Total the lines of the listing below that hold the word "Music". Output nothing except that number.

***

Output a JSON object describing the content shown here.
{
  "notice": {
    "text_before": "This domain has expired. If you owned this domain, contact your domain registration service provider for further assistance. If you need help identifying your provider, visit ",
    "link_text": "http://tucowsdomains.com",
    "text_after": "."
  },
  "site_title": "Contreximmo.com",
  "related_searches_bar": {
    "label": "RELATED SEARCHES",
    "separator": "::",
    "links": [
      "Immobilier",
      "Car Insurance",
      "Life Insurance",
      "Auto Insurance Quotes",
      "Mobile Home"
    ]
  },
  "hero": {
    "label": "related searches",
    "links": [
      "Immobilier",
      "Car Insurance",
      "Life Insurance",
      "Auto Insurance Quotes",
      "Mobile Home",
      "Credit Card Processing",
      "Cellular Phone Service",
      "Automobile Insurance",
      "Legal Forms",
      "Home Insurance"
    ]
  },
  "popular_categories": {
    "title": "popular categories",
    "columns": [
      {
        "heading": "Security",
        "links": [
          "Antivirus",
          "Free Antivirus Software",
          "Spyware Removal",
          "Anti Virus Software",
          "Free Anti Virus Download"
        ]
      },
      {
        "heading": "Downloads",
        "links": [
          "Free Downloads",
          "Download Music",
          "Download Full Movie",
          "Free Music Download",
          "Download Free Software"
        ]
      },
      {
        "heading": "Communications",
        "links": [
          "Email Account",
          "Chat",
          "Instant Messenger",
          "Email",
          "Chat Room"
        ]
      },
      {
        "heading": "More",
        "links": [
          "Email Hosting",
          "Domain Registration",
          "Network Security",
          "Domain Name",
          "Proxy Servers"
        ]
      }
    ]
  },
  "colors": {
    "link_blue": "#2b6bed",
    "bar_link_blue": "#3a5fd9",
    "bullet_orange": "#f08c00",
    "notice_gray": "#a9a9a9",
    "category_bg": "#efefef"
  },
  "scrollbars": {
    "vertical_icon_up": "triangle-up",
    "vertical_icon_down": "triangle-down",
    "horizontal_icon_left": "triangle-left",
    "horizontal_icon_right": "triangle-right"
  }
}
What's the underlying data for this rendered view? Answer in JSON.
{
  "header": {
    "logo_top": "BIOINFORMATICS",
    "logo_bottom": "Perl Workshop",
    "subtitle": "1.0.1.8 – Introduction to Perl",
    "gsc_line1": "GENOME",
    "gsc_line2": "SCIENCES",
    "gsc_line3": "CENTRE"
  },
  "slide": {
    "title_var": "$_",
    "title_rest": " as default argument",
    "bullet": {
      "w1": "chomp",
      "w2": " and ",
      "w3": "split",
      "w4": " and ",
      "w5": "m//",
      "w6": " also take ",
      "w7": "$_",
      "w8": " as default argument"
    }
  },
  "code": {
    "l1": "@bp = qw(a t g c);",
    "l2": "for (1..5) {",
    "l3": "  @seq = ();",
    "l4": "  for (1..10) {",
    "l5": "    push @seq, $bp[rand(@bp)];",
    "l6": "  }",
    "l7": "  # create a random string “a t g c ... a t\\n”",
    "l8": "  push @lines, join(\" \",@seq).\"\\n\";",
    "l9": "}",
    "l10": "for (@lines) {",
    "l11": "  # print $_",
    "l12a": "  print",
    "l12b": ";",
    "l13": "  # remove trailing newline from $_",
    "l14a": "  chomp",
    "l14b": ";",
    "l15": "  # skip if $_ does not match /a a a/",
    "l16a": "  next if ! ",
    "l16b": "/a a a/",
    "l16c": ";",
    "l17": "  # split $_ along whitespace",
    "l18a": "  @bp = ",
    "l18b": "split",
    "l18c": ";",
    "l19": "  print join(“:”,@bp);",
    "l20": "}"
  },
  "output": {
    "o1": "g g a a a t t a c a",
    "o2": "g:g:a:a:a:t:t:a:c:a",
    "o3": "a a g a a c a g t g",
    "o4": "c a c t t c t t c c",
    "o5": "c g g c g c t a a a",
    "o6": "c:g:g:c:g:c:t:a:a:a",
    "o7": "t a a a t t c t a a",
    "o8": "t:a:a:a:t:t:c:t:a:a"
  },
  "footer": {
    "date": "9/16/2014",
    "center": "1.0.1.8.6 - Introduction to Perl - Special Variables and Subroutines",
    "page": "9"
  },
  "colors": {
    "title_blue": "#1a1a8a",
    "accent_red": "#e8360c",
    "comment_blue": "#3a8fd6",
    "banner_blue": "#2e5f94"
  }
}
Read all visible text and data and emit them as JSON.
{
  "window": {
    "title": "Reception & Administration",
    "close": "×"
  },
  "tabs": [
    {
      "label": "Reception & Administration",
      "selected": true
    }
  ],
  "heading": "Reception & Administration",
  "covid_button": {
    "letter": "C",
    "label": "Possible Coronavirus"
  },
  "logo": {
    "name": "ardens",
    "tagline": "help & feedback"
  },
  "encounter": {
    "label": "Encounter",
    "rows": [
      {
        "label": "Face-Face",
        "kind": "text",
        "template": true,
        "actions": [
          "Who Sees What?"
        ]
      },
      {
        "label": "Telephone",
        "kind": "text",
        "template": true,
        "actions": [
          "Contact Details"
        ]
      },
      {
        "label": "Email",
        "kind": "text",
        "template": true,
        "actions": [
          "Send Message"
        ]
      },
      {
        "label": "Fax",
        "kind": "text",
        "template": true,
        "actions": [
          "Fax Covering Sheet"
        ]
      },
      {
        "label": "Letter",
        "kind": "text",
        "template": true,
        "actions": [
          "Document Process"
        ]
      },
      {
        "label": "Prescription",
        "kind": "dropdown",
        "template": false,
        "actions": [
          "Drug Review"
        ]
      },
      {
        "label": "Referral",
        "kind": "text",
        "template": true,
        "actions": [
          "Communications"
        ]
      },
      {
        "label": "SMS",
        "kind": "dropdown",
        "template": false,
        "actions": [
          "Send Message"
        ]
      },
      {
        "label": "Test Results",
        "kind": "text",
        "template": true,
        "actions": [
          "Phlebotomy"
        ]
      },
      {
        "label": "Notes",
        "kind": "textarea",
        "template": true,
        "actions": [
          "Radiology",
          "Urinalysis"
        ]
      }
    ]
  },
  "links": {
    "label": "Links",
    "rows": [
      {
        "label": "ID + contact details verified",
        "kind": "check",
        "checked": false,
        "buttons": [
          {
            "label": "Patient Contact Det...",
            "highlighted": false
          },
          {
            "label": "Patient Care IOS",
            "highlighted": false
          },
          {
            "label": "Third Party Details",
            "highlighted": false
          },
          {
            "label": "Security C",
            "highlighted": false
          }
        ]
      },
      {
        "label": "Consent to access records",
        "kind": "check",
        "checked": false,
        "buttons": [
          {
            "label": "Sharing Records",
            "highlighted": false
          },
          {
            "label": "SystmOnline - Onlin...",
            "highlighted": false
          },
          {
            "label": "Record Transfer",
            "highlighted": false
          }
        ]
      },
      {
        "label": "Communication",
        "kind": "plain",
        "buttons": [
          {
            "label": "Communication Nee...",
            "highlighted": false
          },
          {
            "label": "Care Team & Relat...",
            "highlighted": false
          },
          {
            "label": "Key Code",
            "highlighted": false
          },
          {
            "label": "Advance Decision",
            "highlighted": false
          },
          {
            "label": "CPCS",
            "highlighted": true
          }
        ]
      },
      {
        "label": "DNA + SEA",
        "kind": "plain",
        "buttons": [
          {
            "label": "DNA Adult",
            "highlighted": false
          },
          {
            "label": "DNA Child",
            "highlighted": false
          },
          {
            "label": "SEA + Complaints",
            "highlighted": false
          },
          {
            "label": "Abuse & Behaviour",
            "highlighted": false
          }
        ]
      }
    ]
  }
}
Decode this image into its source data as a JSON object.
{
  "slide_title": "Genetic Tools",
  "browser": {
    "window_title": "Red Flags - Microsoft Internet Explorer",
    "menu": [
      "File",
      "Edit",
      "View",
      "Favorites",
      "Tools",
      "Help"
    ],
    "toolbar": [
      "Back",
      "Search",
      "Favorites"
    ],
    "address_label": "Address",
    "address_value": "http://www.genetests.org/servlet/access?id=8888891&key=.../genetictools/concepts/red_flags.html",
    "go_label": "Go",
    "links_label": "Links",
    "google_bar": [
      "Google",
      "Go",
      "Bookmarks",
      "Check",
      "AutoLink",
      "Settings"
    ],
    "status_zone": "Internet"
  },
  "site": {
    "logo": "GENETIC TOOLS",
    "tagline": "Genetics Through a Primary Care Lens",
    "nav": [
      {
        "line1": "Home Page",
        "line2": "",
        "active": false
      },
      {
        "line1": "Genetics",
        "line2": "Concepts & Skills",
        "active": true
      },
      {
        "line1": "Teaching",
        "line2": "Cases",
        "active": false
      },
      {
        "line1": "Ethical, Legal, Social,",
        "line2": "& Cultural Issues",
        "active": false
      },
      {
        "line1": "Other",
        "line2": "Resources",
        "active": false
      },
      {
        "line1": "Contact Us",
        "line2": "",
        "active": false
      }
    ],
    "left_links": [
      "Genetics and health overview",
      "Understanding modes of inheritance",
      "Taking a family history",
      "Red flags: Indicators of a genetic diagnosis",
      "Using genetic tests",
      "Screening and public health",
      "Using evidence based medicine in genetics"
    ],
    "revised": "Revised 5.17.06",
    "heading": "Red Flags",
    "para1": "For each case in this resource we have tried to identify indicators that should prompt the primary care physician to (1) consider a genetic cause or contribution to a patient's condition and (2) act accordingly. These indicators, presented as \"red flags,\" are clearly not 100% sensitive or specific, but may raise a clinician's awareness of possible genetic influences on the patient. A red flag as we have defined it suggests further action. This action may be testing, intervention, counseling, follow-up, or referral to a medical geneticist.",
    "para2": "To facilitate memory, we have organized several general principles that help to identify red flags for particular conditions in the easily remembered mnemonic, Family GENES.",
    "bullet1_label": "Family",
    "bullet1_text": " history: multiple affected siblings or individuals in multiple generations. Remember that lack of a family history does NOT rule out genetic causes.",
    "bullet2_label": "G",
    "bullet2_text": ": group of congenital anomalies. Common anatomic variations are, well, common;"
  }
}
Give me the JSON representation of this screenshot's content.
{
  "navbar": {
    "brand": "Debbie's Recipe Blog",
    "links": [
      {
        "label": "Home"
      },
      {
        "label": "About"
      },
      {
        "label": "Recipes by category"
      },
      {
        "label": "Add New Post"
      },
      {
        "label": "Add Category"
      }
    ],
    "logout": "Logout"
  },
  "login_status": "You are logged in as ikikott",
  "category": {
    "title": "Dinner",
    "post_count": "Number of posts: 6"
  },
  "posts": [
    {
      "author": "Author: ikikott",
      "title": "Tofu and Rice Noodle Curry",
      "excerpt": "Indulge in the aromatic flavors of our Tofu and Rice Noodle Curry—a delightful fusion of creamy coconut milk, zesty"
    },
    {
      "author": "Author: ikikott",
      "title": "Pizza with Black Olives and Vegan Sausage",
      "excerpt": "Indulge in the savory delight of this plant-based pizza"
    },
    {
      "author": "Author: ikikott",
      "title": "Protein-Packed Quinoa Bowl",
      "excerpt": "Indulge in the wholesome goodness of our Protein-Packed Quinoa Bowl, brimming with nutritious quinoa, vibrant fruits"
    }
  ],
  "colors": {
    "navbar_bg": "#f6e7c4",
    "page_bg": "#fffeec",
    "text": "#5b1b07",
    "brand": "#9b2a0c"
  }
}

***

• _Result of the task_
2